TASK TO COMPLETE → List each line holding the string "jenž".

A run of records

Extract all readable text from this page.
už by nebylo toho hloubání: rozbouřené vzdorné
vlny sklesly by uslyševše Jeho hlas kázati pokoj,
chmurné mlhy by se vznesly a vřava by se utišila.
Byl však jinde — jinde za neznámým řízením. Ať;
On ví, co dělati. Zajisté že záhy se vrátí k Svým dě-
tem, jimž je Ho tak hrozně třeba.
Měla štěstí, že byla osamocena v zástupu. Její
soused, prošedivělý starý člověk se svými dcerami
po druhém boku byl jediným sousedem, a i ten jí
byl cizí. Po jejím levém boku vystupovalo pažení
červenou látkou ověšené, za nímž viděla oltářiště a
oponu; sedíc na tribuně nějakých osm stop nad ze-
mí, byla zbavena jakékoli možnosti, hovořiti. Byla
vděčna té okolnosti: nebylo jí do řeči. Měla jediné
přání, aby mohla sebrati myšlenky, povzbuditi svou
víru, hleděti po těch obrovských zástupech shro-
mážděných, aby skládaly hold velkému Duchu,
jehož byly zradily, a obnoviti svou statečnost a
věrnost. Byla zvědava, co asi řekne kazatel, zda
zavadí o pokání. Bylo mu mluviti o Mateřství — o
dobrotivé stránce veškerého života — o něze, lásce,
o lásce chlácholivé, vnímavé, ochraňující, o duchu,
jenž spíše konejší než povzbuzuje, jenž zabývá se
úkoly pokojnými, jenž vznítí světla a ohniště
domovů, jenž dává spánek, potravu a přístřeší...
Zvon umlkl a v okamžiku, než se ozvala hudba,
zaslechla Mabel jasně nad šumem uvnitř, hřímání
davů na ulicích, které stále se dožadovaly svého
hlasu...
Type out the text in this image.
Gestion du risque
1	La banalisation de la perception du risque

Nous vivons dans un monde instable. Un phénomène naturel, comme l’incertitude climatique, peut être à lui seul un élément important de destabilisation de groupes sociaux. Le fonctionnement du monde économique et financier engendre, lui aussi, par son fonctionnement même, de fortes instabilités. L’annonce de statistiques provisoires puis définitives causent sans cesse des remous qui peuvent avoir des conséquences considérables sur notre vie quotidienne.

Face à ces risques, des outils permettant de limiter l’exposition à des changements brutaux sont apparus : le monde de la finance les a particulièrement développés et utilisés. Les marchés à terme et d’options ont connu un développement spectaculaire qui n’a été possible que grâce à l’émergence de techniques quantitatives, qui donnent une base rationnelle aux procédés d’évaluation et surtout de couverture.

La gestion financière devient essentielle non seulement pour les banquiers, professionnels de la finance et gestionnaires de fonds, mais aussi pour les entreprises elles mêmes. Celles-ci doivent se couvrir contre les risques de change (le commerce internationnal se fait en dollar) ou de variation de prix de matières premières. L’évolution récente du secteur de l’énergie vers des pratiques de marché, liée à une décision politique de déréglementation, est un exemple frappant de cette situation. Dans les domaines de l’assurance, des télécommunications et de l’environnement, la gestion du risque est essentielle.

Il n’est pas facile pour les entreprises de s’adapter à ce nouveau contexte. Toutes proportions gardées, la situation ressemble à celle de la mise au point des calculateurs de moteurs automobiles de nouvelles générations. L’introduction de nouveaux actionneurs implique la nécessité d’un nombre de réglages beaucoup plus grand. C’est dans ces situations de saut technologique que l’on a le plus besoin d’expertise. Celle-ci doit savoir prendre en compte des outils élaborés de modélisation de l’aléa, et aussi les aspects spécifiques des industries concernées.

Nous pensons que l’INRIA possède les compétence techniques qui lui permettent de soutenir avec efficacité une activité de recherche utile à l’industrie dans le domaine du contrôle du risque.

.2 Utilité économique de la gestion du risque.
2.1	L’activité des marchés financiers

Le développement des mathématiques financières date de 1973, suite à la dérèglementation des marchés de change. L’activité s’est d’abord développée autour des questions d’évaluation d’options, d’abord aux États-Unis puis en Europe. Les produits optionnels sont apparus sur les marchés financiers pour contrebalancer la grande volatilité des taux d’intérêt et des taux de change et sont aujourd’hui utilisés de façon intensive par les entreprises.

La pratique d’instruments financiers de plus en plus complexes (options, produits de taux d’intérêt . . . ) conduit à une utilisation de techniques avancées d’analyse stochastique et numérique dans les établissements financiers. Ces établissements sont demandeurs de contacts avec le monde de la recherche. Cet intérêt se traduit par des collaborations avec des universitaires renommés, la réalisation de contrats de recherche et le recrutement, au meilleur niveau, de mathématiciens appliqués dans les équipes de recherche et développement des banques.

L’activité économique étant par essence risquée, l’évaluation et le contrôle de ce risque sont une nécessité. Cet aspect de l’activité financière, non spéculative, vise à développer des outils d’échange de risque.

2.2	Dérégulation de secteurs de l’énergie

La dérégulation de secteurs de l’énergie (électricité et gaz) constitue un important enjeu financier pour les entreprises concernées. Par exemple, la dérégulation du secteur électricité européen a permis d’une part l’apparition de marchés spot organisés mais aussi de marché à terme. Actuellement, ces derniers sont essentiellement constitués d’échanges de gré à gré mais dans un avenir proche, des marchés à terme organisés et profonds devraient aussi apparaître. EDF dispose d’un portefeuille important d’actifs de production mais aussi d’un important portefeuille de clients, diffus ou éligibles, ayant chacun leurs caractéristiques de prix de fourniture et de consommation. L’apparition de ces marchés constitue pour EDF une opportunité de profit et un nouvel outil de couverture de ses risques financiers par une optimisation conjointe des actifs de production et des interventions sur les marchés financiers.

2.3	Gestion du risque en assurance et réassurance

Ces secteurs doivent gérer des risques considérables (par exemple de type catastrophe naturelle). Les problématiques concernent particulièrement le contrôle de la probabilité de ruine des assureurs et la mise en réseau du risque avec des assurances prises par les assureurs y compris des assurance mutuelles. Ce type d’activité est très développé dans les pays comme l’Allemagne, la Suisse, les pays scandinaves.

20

CORRECT ANSWER →
jenž spíše konejší než povzbuzuje, jenž zabývá se
úkoly pokojnými, jenž vznítí světla a ohniště
domovů, jenž dává spánek, potravu a přístřeší...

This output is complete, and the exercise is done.